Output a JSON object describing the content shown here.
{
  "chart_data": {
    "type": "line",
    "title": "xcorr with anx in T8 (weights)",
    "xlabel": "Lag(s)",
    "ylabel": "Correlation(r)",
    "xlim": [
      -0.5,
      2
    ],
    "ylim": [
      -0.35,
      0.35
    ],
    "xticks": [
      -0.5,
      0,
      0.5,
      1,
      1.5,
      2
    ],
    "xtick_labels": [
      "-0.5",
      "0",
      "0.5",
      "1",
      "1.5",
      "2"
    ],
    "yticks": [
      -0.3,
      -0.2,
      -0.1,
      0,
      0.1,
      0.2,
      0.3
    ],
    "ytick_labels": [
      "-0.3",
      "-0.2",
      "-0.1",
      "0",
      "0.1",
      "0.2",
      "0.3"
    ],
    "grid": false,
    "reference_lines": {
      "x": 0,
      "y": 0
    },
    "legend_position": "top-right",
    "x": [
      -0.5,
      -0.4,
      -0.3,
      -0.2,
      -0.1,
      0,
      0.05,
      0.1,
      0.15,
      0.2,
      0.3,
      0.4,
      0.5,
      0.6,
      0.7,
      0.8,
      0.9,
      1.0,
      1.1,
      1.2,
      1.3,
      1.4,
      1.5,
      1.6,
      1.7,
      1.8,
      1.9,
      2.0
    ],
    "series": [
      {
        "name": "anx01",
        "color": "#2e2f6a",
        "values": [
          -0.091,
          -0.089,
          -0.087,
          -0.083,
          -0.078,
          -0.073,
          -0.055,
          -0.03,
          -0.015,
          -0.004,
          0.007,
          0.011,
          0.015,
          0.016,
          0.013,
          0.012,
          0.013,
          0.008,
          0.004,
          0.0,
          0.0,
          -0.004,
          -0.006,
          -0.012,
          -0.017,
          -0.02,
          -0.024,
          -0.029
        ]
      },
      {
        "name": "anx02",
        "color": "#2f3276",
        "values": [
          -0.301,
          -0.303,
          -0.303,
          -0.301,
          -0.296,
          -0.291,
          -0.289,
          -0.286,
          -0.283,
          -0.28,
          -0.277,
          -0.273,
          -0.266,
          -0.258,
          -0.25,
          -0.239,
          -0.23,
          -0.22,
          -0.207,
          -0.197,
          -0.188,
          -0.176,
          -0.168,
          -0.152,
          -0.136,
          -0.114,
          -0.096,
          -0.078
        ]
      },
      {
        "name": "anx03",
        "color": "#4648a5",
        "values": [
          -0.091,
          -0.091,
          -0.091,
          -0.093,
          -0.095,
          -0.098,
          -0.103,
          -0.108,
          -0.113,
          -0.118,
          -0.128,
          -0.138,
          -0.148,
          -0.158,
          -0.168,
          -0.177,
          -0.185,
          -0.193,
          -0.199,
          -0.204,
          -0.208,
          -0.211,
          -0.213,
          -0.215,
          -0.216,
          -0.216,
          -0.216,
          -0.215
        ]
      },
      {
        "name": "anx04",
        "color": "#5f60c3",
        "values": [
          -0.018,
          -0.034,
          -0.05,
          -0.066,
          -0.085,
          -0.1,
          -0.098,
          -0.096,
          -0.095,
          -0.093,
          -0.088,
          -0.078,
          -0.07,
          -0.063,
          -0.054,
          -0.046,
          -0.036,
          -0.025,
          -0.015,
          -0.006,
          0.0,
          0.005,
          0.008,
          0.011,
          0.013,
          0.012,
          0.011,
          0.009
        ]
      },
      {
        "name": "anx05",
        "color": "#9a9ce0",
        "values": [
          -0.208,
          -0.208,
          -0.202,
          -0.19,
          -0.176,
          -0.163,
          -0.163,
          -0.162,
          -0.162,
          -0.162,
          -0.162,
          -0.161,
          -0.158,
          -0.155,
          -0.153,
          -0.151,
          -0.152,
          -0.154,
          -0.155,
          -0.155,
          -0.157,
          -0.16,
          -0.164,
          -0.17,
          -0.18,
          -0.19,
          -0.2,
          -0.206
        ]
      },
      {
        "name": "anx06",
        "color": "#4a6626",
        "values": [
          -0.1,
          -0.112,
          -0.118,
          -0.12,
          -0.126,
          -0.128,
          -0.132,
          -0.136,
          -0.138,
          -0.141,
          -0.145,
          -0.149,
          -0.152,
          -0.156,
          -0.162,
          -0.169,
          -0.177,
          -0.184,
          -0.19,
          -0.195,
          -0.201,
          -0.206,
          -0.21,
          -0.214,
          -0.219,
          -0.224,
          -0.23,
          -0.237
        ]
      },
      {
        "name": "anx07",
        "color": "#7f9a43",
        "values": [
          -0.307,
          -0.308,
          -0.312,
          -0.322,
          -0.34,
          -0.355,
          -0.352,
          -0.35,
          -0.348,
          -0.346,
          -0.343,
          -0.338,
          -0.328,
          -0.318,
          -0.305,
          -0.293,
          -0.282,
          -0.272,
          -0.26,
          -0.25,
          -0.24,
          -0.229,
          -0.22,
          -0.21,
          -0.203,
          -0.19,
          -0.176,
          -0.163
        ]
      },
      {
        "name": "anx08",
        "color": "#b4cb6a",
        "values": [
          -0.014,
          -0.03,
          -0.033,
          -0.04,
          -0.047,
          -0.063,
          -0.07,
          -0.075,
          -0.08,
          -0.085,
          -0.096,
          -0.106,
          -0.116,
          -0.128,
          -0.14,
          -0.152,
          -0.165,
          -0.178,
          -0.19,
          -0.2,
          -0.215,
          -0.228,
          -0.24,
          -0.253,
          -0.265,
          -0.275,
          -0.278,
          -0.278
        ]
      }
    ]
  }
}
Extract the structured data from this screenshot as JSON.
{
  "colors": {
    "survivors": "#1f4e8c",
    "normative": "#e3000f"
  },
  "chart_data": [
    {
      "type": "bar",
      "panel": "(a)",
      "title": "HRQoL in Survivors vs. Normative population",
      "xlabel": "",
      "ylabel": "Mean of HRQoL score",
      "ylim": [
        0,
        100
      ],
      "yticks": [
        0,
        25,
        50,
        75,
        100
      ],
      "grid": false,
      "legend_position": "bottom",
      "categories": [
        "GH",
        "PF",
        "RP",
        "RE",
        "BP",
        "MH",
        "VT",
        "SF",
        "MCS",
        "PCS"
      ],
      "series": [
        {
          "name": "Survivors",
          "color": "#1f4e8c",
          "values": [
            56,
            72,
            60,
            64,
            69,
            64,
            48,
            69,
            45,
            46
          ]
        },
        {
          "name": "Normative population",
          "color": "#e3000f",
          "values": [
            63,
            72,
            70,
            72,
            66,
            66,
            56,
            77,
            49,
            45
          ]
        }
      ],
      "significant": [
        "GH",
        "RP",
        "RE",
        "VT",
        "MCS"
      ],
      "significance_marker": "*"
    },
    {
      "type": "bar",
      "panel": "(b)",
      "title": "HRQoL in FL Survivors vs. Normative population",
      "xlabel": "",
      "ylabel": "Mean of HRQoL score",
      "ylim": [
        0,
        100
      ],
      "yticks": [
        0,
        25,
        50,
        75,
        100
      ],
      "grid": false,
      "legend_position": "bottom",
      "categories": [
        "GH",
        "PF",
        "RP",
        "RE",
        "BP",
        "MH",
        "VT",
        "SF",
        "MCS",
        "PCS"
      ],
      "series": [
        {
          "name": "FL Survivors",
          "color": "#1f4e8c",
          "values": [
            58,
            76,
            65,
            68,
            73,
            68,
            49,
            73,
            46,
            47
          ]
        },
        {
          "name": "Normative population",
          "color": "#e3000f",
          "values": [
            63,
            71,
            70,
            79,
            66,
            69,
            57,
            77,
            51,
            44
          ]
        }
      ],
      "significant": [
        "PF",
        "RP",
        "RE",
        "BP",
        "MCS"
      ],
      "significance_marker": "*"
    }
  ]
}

....

Exercise description »
Copy every line of the entries above in which "JSON" occurs.

Result for this task »
Output a JSON object describing the content shown here.
Extract the structured data from this screenshot as JSON.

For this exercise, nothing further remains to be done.